## START

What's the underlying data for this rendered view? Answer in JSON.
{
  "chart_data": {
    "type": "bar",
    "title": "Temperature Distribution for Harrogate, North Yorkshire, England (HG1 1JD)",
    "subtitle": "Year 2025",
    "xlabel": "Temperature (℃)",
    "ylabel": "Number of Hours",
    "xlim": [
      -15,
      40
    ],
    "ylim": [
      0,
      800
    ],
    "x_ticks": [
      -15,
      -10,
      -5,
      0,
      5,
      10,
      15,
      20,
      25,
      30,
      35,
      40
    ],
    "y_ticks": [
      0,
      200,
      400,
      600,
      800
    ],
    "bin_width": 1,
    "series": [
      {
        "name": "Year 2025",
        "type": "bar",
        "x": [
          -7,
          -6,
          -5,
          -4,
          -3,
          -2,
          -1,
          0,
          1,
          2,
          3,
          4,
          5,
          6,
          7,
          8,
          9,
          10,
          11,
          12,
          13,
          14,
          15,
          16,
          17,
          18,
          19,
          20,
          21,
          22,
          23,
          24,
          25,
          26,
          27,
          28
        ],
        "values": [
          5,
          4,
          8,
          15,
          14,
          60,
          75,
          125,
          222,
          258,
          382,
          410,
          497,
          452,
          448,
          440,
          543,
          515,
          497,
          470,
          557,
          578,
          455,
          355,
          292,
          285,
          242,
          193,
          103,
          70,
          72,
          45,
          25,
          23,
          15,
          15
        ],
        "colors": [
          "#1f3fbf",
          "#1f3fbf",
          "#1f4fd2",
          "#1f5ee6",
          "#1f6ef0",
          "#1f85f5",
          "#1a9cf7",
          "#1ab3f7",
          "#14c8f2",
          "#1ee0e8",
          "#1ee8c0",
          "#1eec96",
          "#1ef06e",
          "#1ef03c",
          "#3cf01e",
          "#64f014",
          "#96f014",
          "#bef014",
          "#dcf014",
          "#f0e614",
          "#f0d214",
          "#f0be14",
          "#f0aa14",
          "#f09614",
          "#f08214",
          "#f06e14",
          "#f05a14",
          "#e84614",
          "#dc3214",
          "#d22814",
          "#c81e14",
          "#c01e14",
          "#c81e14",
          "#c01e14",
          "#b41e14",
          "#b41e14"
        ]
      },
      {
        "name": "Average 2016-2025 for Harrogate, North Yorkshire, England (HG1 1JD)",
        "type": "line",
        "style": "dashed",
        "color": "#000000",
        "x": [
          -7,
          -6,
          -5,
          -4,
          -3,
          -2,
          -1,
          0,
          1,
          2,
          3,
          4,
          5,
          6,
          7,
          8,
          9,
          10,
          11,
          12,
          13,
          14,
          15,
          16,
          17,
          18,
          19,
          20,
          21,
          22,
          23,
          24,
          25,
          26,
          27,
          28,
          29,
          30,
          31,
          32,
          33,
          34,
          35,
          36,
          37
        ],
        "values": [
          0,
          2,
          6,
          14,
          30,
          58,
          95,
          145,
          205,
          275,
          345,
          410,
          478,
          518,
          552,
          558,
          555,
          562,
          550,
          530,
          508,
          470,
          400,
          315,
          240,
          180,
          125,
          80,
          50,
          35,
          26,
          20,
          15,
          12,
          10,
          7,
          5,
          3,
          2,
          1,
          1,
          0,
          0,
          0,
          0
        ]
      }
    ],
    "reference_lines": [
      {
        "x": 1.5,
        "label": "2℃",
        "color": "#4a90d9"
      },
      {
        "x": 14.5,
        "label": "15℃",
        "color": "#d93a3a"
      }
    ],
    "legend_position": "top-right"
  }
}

## END

Short problem
Go through the entries and return each line where the word "England" appears.

Response below
    "title": "Temperature Distribution for Harrogate, North Yorkshire, England (HG1 1JD)",
        "name": "Average 2016-2025 for Harrogate, North Yorkshire, England (HG1 1JD)",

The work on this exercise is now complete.